[WHAT IS ASKED]: Look through the records below and collect all lines that hold the string "用于接pc".

** Start **

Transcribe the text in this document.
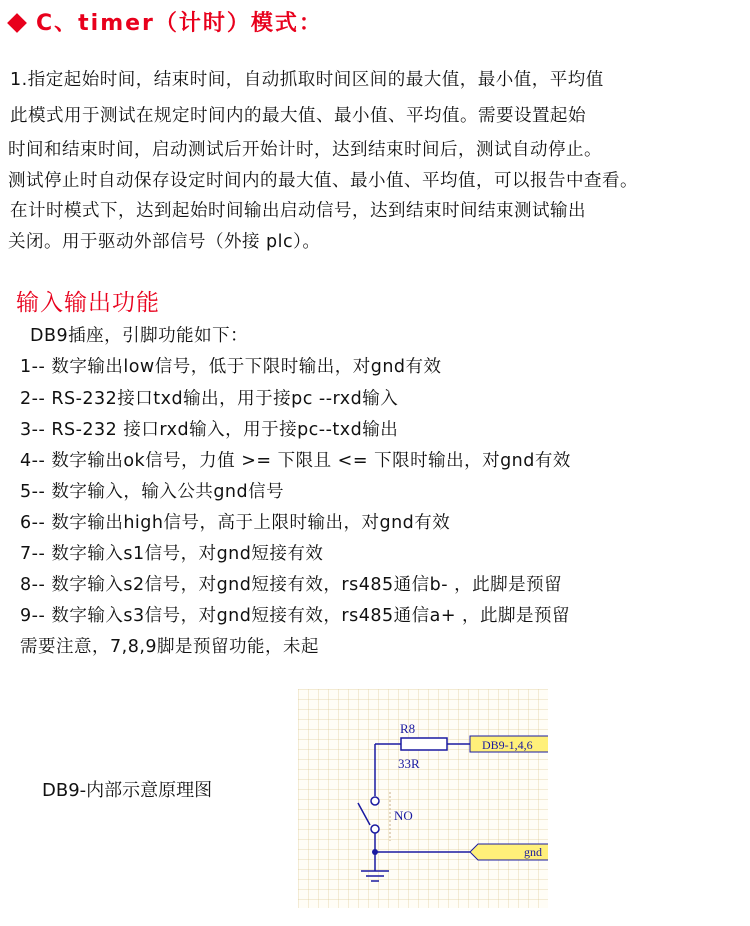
C、timer（计时）模式：
1.指定起始时间，结束时间，自动抓取时间区间的最大值，最小值，平均值
此模式用于测试在规定时间内的最大值、最小值、平均值。需要设置起始
时间和结束时间，启动测试后开始计时，达到结束时间后，测试自动停止。
测试停止时自动保存设定时间内的最大值、最小值、平均值，可以报告中查看。
在计时模式下，达到起始时间输出启动信号，达到结束时间结束测试输出
关闭。用于驱动外部信号（外接 plc）。
输入输出功能
DB9插座，引脚功能如下：
1-- 数字输出low信号，低于下限时输出，对gnd有效
2-- RS-232接口txd输出，用于接pc --rxd输入
3-- RS-232 接口rxd输入，用于接pc--txd输出
4-- 数字输出ok信号，力值 >= 下限且 <= 下限时输出，对gnd有效
5-- 数字输入，输入公共gnd信号
6-- 数字输出high信号，高于上限时输出，对gnd有效
7-- 数字输入s1信号，对gnd短接有效
8-- 数字输入s2信号，对gnd短接有效，rs485通信b- ，此脚是预留
9-- 数字输入s3信号，对gnd短接有效，rs485通信a+ ，此脚是预留
需要注意，7,8,9脚是预留功能，未起
DB9-内部示意原理图
R8
33R
DB9-1,4,6
NO
gnd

** End **

[CORRECT RESULT]:
2-- RS-232接口txd输出，用于接pc --rxd输入
3-- RS-232 接口rxd输入，用于接pc--txd输出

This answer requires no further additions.